'''
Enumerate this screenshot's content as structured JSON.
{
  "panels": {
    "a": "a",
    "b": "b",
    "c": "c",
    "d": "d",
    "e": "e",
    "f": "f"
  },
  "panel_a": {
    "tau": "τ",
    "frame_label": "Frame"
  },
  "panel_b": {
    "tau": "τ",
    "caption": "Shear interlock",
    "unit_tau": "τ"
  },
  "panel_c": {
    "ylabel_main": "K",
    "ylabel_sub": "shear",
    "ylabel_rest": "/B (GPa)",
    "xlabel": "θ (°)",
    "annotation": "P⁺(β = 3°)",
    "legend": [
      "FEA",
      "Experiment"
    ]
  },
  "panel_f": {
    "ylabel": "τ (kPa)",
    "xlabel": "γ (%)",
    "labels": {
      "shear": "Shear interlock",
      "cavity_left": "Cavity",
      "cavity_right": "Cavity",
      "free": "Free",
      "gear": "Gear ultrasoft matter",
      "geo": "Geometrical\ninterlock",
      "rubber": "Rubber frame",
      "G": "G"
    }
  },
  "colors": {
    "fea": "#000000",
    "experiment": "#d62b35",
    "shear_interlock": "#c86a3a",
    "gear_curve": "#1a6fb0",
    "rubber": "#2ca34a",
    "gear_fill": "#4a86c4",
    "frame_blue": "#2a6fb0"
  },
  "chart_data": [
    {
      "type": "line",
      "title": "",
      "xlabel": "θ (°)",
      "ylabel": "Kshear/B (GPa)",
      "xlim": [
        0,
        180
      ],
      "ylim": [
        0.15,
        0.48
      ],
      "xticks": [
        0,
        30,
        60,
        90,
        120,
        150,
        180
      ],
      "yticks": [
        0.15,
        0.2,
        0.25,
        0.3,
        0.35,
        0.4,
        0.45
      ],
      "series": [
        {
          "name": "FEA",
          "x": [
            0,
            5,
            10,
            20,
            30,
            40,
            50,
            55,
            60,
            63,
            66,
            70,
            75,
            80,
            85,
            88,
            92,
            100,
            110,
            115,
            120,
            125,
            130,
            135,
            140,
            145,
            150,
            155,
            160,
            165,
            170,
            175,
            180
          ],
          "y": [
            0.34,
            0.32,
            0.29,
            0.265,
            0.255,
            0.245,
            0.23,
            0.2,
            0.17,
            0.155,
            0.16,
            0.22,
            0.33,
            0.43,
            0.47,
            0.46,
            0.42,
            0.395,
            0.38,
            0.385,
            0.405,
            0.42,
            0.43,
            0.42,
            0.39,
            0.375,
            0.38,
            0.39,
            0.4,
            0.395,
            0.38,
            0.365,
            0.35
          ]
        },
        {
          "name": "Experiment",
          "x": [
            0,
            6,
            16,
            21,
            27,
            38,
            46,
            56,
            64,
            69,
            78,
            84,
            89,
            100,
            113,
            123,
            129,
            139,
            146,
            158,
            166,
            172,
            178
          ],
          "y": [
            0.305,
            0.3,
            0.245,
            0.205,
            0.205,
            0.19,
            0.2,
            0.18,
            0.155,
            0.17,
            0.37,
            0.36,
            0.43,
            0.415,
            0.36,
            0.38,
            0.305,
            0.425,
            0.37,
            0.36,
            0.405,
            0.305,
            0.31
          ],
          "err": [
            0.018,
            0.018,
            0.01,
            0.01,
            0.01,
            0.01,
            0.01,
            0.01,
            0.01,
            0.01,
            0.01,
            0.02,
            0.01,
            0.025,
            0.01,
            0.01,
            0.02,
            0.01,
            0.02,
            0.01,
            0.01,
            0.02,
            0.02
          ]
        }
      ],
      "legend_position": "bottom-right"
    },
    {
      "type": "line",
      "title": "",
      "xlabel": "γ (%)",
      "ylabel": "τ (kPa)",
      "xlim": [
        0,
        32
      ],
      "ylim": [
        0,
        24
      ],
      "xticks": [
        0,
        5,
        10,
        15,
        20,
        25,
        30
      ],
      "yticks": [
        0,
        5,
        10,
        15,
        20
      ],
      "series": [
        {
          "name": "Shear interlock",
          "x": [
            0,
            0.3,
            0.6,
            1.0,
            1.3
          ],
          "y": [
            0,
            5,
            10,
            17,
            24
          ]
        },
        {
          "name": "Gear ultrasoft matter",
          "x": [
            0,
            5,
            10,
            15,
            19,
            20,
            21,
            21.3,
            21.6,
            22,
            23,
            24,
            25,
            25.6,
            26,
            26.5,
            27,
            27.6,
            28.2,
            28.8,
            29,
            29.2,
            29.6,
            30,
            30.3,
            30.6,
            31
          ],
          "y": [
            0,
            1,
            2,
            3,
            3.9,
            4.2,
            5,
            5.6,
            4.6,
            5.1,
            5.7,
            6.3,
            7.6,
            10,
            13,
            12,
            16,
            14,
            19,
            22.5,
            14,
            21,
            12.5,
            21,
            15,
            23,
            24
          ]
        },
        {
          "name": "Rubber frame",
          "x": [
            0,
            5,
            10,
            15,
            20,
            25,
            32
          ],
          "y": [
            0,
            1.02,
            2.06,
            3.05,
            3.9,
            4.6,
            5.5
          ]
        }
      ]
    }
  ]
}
'''
'''
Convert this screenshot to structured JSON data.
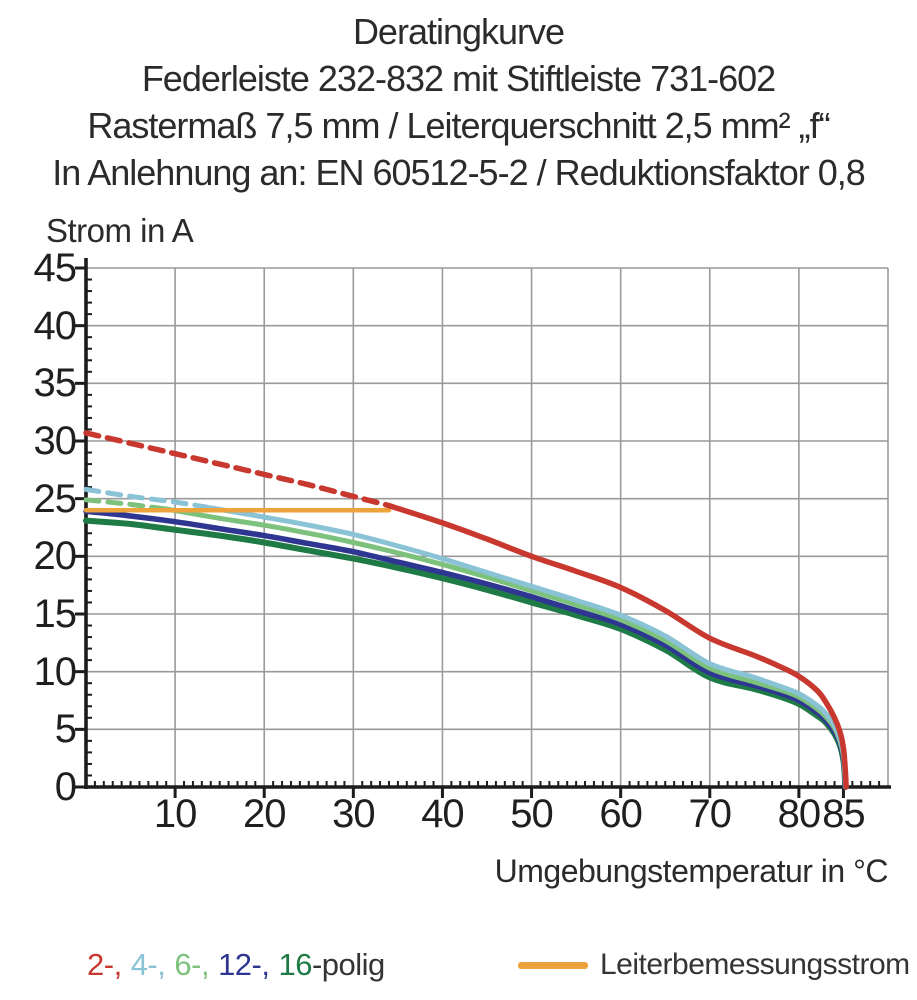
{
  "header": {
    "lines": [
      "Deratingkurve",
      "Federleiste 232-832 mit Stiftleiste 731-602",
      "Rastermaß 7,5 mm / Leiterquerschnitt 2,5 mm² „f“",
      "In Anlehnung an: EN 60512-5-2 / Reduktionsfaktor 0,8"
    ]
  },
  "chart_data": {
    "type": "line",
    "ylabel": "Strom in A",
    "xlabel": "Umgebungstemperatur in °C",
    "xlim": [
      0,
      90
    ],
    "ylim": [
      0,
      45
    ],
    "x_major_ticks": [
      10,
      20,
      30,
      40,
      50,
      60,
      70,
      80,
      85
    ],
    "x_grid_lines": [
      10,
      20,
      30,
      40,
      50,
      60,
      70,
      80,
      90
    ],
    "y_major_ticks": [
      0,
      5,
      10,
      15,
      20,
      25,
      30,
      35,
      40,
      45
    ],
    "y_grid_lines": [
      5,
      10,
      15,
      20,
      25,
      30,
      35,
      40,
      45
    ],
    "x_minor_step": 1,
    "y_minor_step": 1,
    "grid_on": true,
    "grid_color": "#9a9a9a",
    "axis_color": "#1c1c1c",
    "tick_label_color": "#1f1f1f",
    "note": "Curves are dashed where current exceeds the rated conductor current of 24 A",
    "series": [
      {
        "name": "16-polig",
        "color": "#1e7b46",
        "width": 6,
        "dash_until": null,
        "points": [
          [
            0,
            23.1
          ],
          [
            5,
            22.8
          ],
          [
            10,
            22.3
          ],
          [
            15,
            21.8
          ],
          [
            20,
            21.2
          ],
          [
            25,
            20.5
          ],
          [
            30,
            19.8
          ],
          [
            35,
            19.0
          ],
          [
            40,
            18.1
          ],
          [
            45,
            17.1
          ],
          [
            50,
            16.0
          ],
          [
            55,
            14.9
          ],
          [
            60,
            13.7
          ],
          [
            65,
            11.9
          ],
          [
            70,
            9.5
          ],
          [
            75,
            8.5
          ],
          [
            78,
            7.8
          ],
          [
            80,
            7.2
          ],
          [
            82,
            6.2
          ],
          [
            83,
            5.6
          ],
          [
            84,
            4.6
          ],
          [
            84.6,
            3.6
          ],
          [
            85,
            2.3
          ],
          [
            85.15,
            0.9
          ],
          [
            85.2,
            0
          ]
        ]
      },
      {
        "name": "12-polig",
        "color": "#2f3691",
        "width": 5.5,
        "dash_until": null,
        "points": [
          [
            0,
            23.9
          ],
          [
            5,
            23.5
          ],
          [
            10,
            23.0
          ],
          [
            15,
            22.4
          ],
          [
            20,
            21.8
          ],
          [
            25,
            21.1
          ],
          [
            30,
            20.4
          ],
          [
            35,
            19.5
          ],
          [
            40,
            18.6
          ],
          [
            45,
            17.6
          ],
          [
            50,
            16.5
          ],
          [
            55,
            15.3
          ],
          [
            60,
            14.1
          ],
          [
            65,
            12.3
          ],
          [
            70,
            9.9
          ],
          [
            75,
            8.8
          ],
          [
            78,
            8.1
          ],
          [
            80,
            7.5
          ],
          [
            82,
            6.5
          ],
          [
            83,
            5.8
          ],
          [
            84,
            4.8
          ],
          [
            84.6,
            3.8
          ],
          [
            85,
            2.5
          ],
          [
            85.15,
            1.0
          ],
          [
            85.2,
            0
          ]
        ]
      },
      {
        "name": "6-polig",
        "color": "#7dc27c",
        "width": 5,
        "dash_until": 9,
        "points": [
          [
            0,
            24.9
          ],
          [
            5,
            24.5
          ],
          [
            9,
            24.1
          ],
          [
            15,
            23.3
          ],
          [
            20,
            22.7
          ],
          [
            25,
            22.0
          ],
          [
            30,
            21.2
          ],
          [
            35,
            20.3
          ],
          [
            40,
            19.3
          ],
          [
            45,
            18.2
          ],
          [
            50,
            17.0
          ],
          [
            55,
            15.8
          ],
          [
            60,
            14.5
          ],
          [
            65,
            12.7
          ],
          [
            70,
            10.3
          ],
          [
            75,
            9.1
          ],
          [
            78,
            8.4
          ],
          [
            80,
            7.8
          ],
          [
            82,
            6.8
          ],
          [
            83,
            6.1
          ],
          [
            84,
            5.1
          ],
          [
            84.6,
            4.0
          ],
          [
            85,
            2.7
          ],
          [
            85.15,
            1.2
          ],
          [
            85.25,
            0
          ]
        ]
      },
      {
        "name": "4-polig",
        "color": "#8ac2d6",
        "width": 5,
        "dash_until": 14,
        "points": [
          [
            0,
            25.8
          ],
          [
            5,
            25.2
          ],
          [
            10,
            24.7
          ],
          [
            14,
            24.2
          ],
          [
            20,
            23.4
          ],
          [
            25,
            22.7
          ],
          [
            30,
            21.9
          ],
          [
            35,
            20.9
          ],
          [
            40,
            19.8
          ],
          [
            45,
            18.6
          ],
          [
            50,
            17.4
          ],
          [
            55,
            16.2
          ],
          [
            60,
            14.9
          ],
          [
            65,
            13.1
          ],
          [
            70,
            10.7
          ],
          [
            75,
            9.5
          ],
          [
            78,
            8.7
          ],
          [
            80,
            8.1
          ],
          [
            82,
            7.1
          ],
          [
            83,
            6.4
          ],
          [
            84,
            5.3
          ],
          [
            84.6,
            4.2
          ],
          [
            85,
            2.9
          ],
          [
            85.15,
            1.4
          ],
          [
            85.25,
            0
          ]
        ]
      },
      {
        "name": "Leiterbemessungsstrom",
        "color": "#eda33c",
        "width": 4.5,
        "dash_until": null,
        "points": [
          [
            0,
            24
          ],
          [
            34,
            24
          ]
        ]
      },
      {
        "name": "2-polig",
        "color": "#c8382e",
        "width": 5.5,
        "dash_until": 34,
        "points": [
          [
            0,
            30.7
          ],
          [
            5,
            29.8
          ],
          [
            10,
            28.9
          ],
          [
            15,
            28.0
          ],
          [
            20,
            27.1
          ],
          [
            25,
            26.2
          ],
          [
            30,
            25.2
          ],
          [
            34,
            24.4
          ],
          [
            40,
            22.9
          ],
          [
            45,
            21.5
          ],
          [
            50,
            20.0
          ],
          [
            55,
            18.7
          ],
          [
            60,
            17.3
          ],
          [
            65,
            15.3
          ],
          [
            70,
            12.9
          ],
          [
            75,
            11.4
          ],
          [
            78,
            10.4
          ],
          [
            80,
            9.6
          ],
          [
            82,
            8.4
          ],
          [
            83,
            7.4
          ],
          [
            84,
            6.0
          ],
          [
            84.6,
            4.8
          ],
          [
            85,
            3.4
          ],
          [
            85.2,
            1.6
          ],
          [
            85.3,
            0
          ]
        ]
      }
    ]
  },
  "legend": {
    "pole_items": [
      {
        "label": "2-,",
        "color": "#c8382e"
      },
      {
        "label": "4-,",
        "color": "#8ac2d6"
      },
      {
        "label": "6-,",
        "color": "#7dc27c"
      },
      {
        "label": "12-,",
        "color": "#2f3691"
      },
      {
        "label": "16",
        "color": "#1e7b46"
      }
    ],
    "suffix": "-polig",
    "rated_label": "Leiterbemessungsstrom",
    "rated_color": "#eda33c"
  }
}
'''
_Aim of the task:_
Find each line that has the word "Cavity", then copy it out.

_Written response:_
      "cavity_left": "Cavity",
      "cavity_right": "Cavity",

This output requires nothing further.